INSTRUCTION: What number of lines hold the word "upierzenie"? State that number and nothing besides.

[Records contained in a dataset]
--- start ---

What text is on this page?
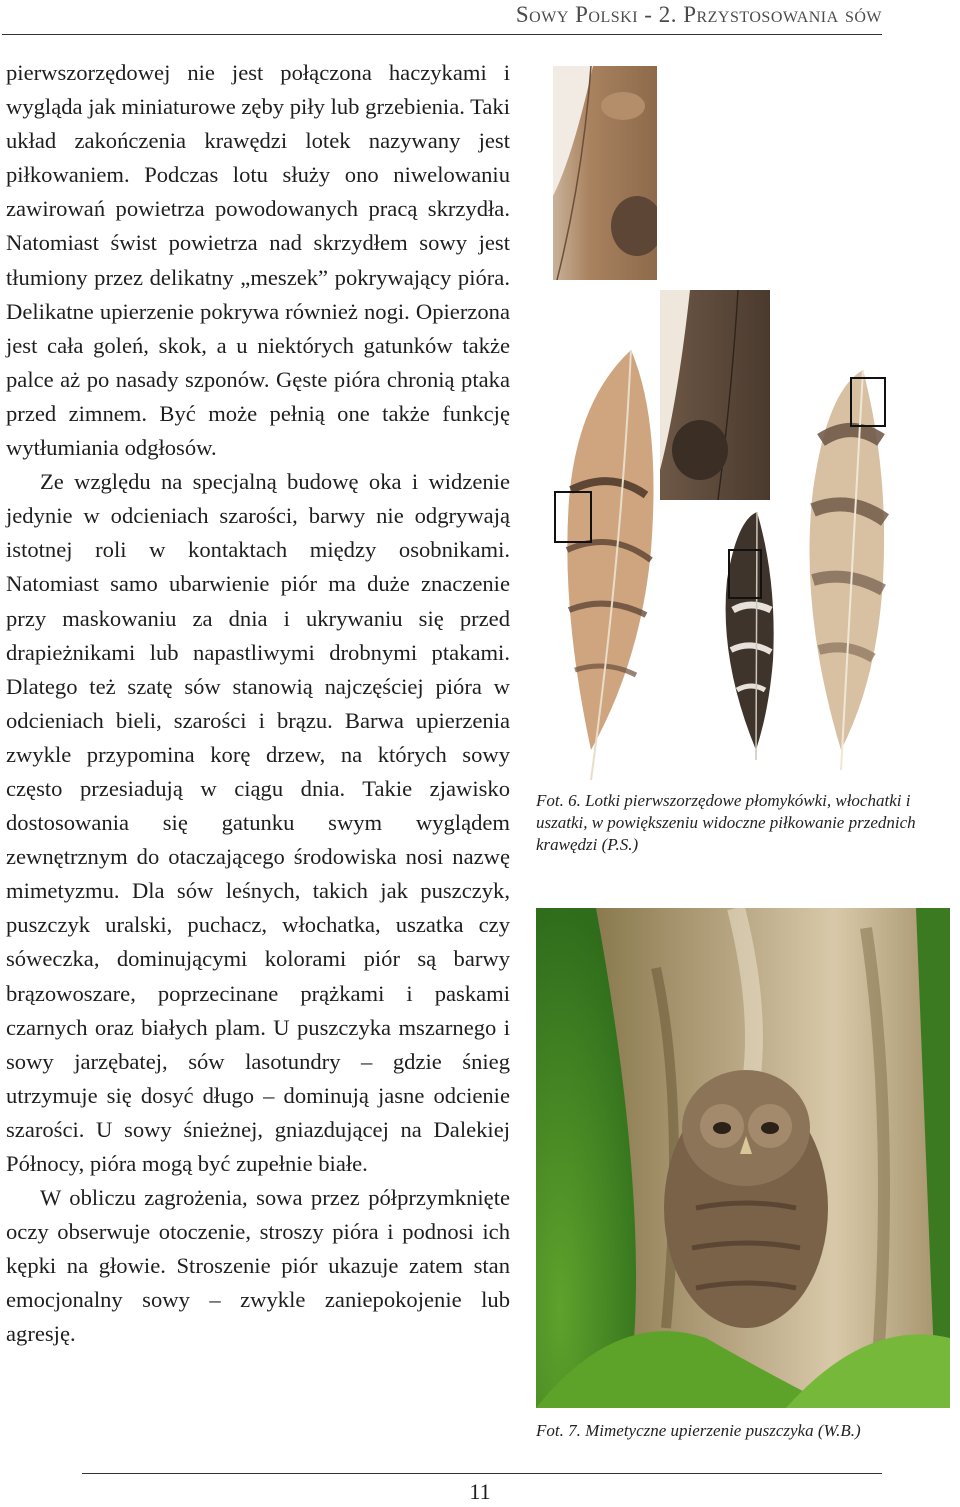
Sowy Polski - 2. Przystosowania sów

pierwszorzędowej nie jest połączona haczykami i wygląda jak miniaturowe zęby piły lub grzebienia. Taki układ zakończenia krawędzi lotek nazywany jest piłkowaniem. Podczas lotu służy ono niwelowaniu zawirowań powietrza powodowanych pracą skrzydła. Natomiast świst powietrza nad skrzydłem sowy jest tłumiony przez delikatny „meszek” pokrywający pióra. Delikatne upierzenie pokrywa również nogi. Opierzona jest cała goleń, skok, a u niektórych gatunków także palce aż po nasady szponów. Gęste pióra chronią ptaka przed zimnem. Być może pełnią one także funkcję wytłumiania odgłosów.

Ze względu na specjalną budowę oka i widzenie jedynie w odcieniach szarości, barwy nie odgrywają istotnej roli w kontaktach między osobnikami. Natomiast samo ubarwienie piór ma duże znaczenie przy maskowaniu za dnia i ukrywaniu się przed drapieżnikami lub napastliwymi drobnymi ptakami. Dlatego też szatę sów stanowią najczęściej pióra w odcieniach bieli, szarości i brązu. Barwa upierzenia zwykle przypomina korę drzew, na których sowy często przesiadują w ciągu dnia. Takie zjawisko dostosowania się gatunku swym wyglądem zewnętrznym do otaczającego środowiska nosi nazwę mimetyzmu. Dla sów leśnych, takich jak puszczyk, puszczyk uralski, puchacz, włochatka, uszatka czy sóweczka, dominującymi kolorami piór są barwy brązowoszare, poprzecinane prążkami i paskami czarnych oraz białych plam. U puszczyka mszarnego i sowy jarzębatej, sów lasotundry – gdzie śnieg utrzymuje się dosyć długo – dominują jasne odcienie szarości. U sowy śnieżnej, gniazdującej na Dalekiej Północy, pióra mogą być zupełnie białe.

W obliczu zagrożenia, sowa przez półprzymknięte oczy obserwuje otoczenie, stroszy pióra i podnosi ich kępki na głowie. Stroszenie piór ukazuje zatem stan emocjonalny sowy – zwykle zaniepokojenie lub agresję.

Fot. 6. Lotki pierwszorzędowe płomykówki, włochatki i uszatki, w powiększeniu widoczne piłkowanie przednich krawędzi (P.S.)
Fot. 7. Mimetyczne upierzenie puszczyka (W.B.)
11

--- end ---

RESPONSE TO THIS TASK: 2